[Begin Task data]

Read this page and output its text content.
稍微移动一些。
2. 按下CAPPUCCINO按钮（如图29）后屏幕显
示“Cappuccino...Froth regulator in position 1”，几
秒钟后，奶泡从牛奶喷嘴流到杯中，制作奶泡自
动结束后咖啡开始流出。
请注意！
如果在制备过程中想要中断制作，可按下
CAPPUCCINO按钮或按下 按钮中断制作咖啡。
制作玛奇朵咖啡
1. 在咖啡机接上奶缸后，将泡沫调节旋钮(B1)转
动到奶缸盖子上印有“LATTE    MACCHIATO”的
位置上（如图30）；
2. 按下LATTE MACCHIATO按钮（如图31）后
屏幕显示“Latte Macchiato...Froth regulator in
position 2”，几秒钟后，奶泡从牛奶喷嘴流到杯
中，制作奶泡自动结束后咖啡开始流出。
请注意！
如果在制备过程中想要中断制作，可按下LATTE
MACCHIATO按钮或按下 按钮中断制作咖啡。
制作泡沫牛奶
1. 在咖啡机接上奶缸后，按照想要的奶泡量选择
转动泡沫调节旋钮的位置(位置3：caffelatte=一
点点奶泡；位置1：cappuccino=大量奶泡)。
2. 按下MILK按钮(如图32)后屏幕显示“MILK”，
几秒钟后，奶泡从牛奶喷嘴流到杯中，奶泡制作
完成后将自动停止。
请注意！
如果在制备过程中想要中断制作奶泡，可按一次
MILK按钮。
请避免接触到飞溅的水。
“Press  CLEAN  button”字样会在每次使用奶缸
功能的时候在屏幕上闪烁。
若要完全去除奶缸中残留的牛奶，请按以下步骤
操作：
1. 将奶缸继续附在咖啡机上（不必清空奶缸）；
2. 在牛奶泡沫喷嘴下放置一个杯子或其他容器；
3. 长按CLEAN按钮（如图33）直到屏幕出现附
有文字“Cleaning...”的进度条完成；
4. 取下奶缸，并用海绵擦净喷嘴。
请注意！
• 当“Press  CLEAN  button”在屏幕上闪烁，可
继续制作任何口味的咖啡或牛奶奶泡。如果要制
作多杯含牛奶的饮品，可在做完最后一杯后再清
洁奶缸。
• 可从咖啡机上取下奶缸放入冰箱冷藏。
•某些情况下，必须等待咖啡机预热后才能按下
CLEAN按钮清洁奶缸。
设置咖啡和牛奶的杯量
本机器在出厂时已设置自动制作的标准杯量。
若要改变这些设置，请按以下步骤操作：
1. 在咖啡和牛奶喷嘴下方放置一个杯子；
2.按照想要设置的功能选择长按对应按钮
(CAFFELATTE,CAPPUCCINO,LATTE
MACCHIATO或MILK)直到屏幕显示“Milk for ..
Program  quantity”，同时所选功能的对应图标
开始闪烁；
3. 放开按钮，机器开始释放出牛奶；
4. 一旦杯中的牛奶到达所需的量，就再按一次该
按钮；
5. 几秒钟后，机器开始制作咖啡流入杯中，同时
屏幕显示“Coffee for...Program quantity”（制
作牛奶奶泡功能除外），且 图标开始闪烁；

[End Task data]
[Begin Task data]

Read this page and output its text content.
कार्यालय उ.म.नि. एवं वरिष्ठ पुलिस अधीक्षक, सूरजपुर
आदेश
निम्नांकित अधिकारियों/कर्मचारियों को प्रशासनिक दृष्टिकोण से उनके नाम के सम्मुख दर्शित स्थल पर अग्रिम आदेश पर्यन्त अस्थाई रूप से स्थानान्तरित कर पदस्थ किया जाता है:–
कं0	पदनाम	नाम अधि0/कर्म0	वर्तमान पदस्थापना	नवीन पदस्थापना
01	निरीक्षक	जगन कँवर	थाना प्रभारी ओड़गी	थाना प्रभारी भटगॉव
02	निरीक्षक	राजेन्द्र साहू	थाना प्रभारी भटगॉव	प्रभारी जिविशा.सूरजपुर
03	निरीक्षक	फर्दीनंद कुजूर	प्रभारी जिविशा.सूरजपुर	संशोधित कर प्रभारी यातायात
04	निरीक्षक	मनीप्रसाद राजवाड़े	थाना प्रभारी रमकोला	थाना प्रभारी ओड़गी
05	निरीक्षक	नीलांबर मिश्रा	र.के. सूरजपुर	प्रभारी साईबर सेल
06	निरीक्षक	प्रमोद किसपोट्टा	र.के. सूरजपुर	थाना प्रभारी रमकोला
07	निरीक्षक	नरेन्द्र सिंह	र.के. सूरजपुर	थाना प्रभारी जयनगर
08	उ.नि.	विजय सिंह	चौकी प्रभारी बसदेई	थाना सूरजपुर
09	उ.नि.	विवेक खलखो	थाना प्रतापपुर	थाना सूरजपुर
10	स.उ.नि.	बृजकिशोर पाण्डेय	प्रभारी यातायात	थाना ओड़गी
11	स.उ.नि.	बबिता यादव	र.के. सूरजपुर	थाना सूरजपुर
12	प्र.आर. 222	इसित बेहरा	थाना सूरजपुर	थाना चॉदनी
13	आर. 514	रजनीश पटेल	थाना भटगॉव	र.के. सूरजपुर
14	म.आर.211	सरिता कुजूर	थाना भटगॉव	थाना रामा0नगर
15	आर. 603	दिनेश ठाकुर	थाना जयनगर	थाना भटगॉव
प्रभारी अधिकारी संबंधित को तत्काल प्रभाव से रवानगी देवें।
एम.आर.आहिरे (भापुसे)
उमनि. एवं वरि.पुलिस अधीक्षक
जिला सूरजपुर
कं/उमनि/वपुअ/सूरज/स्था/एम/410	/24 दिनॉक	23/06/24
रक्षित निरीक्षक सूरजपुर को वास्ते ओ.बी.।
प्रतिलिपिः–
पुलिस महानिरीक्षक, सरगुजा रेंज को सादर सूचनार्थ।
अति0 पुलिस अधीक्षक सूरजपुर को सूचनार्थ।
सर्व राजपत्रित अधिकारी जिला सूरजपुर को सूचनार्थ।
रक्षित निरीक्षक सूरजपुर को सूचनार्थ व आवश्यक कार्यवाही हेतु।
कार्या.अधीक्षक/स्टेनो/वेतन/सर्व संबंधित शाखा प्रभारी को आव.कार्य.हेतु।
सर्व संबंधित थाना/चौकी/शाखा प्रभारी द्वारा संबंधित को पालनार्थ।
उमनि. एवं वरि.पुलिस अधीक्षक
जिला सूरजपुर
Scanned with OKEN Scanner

[End Task data]

Given instruction: Look through the records and gather each line with the word "按钮中断制作咖啡".

Answer to the problem:
CAPPUCCINO按钮或按下 按钮中断制作咖啡。
MACCHIATO按钮或按下 按钮中断制作咖啡。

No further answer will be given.